_Provided passage_.
— BEGIN —
# Dimensions?



## ladycop322 (Nov 22, 2015)

Anyone out there know the height and width of an executive tube ???


----------



## ladycop322 (Nov 22, 2015)

Trying to make labels and need to know so i can wrap the label arond it.


----------



## magpens (Nov 22, 2015)

Diameter = 0.368"
Length = 2.88"

http://content.penturners.org/library/general_reference/psi_bush_tube.pdf


----------



## ladycop322 (Nov 22, 2015)

Mal...

I know that...read the request...if you were to cut the tube from top to bottom and lay it out in the rectangle shape it would be, what would the height and width dimensions be....I do not need the OD or ID of the tube...thanks anyway


----------



## ladycop322 (Nov 22, 2015)

Sorry Mal...I stand corrected...must be the decongestant and other meds for this sickness I'm going through   sorry


----------



## CREID (Nov 22, 2015)

Since you have the diameter the circumference is 2*pi*r and r is half the diameter. and you were also given the height.


----------



## plantman (Nov 22, 2015)

2.88"s is your length, .368 X 3.1416 will give you the width. Or simply take a piece of paper and wrap it around the tube. Mark the length, and where the paper meets to get the width.  Cut a little long in each direction and than adjust for a perfect size rectangle. Keep the paper and mark down the pen you are using it for so you have it next time. I use this template for cutting paper or snake skins for blanks. Not all tube sizes are alike so I always cut long and trim !!   Jim  S


----------



## ladycop322 (Nov 22, 2015)

Thanks Jim S.  Got it!  A lot easier to put in Powerpoint than cutting and measuring...


----------



## magpens (Nov 22, 2015)

ladycop322 said:


> Sorry Mal...I stand corrected...must be the decongestant and other meds for this sickness I'm going through   sorry



It's OK Michelle. . To me the height of a tube is the same as it's length. . And the width of a tube is the same as it's Diameter (O.D.).

I am sorry to hear you are sick, still. .  Hope you get better soon. . Adios !


----------



## ladycop322 (Nov 22, 2015)

I got better for like two weeks now it's back  

I wish I had gills so I could breathe....lol


----------



## Harley2001 (Nov 23, 2015)

Take a pice of string rap it around it mark it that's a easy way.


----------
— END —
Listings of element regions
— BEGIN —
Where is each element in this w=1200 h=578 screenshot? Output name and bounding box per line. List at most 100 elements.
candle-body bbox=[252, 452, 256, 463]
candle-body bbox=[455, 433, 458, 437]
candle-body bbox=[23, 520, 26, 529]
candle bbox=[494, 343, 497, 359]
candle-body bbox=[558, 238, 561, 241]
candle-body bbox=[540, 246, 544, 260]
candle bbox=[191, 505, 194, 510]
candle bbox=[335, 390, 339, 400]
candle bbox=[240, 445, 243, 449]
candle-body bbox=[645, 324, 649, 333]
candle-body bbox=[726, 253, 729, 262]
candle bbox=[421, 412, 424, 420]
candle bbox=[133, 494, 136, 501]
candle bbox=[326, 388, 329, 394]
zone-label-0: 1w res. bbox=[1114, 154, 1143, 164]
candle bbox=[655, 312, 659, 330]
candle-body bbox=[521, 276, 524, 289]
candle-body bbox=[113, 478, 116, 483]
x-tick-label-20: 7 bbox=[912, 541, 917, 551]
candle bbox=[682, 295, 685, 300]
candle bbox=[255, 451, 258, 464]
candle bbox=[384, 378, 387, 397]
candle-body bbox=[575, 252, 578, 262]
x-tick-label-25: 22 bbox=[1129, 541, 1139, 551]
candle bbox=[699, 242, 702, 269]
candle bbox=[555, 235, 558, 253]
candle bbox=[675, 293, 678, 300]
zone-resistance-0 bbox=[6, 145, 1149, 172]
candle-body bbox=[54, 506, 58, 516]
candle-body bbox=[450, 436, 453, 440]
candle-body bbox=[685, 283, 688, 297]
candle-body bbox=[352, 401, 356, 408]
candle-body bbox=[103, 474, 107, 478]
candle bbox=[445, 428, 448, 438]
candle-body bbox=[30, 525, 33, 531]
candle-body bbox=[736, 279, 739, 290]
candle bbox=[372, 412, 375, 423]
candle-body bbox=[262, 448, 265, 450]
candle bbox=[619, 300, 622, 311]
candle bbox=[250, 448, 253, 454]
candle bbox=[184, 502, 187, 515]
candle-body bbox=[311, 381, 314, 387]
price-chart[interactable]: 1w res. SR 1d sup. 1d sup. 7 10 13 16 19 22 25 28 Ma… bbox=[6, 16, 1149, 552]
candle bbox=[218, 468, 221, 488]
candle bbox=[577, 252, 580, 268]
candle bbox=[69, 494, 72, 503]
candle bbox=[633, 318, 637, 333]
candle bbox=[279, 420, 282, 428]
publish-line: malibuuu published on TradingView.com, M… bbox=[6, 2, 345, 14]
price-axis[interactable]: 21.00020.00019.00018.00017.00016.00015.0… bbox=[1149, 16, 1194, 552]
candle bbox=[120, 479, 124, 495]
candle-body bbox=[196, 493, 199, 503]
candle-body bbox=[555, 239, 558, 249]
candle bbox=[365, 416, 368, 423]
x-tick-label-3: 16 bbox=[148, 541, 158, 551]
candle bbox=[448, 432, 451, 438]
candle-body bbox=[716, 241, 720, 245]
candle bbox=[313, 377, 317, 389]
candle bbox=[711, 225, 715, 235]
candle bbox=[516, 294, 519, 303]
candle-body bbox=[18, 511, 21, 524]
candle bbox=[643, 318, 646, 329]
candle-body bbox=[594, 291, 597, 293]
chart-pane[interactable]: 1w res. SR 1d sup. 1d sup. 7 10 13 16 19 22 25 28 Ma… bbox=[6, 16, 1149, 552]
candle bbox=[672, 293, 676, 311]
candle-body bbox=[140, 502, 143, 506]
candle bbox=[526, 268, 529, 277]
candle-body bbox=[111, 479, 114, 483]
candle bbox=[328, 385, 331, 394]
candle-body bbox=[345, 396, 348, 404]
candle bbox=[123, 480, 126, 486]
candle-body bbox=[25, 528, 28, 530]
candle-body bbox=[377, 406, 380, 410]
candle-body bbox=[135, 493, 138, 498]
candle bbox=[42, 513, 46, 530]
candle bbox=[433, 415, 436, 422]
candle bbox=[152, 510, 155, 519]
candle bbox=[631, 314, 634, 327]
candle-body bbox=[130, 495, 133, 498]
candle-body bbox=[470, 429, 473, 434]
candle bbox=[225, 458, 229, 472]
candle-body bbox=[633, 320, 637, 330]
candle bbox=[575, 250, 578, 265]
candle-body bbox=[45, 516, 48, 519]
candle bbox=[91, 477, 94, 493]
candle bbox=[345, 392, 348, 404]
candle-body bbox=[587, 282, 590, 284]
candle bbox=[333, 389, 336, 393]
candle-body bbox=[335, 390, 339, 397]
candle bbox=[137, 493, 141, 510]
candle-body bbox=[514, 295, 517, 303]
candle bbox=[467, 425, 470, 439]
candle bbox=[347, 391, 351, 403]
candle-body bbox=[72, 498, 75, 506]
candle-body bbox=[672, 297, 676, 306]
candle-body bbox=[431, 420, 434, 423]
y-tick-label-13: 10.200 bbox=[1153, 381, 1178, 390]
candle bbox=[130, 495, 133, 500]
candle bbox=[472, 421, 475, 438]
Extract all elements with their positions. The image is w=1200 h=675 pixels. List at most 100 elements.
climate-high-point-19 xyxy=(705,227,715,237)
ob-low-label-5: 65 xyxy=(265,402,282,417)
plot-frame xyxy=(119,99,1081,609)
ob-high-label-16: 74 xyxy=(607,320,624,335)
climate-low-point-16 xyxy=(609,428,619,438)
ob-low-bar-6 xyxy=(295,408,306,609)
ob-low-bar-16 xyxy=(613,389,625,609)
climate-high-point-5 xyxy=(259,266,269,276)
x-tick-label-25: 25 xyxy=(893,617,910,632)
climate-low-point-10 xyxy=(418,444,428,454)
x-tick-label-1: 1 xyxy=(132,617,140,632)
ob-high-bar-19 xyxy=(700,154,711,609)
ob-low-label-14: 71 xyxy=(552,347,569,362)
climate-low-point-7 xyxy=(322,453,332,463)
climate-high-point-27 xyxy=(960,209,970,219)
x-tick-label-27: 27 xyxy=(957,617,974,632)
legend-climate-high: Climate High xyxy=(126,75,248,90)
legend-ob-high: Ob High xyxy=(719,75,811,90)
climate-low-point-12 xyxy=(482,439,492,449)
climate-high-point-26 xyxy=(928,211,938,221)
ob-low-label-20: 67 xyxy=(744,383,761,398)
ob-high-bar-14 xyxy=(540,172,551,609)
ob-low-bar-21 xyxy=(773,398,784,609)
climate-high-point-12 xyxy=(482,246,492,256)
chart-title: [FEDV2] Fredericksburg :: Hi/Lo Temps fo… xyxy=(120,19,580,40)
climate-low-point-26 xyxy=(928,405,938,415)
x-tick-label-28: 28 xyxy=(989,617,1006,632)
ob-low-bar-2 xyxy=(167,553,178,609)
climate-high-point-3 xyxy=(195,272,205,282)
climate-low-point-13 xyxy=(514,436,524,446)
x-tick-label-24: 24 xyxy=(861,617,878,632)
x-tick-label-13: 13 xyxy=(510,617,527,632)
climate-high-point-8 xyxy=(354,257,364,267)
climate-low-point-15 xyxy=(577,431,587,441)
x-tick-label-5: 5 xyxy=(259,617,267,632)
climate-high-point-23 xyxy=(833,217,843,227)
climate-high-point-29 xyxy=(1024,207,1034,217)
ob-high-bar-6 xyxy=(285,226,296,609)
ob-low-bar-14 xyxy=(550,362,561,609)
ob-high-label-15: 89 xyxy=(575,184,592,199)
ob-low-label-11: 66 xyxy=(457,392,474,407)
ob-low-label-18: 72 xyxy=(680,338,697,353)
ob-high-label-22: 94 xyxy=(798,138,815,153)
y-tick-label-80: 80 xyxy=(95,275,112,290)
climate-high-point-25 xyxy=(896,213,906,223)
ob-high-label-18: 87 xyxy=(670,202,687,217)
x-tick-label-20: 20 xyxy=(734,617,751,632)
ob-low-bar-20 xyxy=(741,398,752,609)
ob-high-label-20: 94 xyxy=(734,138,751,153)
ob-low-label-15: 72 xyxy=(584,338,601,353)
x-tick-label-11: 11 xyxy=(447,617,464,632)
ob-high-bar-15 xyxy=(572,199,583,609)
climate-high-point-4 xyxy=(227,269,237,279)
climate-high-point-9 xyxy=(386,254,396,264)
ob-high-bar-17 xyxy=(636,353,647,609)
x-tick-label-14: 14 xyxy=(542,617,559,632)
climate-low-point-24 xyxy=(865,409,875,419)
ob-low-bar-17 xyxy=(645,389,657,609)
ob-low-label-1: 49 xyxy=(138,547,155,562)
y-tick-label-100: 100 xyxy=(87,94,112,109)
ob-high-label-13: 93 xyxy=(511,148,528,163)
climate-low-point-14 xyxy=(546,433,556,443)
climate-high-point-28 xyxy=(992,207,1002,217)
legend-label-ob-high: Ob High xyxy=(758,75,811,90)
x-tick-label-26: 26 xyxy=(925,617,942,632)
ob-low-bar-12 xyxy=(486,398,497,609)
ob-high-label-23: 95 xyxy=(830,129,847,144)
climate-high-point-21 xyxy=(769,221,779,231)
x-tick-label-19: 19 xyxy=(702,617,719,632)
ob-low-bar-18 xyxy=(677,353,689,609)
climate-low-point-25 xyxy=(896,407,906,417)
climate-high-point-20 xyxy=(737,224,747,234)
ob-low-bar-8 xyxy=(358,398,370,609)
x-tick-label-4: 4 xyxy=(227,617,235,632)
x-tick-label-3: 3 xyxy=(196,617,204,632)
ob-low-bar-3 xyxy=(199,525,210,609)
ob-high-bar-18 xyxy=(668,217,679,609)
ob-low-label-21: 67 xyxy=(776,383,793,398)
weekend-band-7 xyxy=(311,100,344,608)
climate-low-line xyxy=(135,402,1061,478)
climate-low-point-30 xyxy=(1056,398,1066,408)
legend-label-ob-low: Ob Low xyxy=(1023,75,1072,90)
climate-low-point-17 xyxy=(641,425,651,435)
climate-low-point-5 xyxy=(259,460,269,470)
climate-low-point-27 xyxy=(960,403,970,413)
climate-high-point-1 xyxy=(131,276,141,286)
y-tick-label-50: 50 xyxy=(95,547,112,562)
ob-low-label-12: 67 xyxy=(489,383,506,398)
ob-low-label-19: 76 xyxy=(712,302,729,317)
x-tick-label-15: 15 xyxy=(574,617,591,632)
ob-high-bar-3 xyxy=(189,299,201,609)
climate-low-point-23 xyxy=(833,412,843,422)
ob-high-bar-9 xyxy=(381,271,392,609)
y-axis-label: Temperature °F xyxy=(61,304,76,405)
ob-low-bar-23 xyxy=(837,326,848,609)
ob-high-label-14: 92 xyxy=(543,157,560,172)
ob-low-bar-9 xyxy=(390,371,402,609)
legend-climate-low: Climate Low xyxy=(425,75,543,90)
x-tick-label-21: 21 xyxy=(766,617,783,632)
— END —
_Task requirements_.
1 – From the pen tube thread, duplicate everything from "I got better" down to "a easy way.".
2 – Please translate this sentence from the pen tube thread into Spanish: "Keep the paper and mark down the pen you are using it for so you have it next time."

_Answers for the tasks_.
1 –
I got better for like two weeks now it's back  

I wish I had gills so I could breathe....lol


----------



## Harley2001 (Nov 23, 2015)

Take a pice of string rap it around it mark it that's a easy way.

2 – Guarda el papel y anota el bolígrafo para el que lo estás usando, así lo tendrás la próxima vez.